## DATA PROVIDED

####

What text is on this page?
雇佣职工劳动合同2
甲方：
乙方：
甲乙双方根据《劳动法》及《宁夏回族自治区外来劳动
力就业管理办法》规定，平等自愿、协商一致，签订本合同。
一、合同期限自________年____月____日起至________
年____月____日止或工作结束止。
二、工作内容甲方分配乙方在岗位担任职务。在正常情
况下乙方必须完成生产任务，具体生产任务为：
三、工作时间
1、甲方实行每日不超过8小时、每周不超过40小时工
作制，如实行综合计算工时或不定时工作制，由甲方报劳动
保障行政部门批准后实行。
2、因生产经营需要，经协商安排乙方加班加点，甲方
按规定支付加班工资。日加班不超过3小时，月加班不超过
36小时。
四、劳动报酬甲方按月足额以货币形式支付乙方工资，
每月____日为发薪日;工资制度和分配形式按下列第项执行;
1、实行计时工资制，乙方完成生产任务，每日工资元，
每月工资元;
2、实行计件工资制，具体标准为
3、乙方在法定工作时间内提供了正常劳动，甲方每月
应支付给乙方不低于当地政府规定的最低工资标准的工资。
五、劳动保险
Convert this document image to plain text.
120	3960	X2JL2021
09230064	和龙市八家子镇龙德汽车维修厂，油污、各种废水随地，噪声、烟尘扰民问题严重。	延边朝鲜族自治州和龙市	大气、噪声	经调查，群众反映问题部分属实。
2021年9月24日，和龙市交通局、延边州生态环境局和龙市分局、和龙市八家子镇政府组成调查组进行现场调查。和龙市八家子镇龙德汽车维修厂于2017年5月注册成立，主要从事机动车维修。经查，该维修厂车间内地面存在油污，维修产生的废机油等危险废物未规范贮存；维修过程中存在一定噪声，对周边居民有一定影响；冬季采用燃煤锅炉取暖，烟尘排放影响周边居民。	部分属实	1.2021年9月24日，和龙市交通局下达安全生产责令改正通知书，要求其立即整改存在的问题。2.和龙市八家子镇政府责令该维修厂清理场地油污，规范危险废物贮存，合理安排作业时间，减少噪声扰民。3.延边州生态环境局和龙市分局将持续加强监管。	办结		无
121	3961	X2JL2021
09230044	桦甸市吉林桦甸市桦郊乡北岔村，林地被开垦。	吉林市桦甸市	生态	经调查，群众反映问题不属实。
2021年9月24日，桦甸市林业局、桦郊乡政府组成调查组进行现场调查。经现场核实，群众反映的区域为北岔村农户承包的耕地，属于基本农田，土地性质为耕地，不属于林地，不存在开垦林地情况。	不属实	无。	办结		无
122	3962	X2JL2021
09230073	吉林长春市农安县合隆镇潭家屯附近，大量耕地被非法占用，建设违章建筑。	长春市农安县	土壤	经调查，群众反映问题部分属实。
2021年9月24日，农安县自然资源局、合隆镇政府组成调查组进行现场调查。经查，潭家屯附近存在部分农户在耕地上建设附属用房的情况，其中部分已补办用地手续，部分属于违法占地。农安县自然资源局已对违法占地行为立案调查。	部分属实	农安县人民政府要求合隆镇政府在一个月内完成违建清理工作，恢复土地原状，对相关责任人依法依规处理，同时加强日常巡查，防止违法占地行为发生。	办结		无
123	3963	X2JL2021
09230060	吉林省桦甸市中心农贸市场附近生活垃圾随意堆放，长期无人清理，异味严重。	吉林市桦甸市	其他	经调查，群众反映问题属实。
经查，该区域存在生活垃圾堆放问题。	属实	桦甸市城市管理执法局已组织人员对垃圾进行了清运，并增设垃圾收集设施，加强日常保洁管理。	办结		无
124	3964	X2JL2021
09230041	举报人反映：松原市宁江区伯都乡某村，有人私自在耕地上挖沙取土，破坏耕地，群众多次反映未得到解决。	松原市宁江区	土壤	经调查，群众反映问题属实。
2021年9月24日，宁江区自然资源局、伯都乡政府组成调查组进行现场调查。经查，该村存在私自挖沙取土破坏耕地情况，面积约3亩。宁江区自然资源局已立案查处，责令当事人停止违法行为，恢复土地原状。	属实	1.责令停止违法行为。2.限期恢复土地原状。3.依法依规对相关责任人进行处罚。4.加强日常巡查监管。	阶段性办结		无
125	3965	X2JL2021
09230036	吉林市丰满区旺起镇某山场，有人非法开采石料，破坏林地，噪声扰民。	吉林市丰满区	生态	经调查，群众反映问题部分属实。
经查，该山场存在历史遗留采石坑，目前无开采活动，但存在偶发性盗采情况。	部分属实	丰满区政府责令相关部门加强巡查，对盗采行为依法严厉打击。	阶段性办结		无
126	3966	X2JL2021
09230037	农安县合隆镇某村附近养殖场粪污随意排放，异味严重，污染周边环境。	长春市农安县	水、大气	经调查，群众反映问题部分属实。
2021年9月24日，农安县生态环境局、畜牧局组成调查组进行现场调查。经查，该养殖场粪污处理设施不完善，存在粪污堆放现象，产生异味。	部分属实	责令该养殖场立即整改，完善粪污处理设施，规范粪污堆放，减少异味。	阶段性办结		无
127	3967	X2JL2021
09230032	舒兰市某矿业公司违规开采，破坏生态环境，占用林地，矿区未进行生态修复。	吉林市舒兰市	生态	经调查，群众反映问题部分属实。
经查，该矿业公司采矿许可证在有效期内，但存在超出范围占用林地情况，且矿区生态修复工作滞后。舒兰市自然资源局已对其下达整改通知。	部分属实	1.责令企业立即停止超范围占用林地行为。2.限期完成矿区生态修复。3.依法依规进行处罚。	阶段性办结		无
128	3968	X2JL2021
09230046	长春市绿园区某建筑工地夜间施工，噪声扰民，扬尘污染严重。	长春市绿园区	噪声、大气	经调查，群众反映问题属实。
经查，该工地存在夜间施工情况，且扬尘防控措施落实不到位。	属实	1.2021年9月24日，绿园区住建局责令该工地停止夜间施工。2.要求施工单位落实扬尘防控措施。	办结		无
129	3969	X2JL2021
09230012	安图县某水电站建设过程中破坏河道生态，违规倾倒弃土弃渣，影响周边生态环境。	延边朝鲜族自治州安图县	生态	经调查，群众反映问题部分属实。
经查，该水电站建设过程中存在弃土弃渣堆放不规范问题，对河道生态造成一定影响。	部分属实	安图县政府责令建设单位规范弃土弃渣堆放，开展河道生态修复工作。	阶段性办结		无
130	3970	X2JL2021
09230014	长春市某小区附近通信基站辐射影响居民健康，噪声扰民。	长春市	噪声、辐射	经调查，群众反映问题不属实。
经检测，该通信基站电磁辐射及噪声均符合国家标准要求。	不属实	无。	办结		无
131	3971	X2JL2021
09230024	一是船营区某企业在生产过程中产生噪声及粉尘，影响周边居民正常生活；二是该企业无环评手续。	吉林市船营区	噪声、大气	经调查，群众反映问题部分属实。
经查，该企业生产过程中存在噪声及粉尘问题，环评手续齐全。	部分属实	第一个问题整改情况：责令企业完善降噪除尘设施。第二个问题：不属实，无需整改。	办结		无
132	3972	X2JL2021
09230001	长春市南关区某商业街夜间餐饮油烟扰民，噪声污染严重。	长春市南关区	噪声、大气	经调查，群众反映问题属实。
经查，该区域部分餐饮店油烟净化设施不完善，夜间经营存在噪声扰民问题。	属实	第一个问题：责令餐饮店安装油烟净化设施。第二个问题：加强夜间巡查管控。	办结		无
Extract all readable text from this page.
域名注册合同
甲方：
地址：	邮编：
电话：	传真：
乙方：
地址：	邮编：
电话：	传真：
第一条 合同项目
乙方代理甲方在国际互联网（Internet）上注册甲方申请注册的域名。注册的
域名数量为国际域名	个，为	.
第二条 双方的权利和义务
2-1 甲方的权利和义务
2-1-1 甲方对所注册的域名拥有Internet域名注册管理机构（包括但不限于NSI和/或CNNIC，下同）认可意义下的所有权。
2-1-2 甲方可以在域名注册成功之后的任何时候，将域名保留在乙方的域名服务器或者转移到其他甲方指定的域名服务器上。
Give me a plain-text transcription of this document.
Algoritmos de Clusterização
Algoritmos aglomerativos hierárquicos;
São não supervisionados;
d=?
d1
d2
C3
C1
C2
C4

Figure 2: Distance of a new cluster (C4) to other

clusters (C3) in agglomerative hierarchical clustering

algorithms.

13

####

Exactly as written, give again every line from the one containing "Extract all readable text from this page." through the last line of the material above, and no other lines.

## THE OUTPUT
Extract all readable text from this page.
域名注册合同
甲方：
地址：	邮编：
电话：	传真：
乙方：
地址：	邮编：
电话：	传真：
第一条 合同项目
乙方代理甲方在国际互联网（Internet）上注册甲方申请注册的域名。注册的
域名数量为国际域名	个，为	.
第二条 双方的权利和义务
2-1 甲方的权利和义务
2-1-1 甲方对所注册的域名拥有Internet域名注册管理机构（包括但不限于NSI和/或CNNIC，下同）认可意义下的所有权。
2-1-2 甲方可以在域名注册成功之后的任何时候，将域名保留在乙方的域名服务器或者转移到其他甲方指定的域名服务器上。
Give me a plain-text transcription of this document.
Algoritmos de Clusterização
Algoritmos aglomerativos hierárquicos;
São não supervisionados;
d=?
d1
d2
C3
C1
C2
C4

Figure 2: Distance of a new cluster (C4) to other

clusters (C3) in agglomerative hierarchical clustering

algorithms.

13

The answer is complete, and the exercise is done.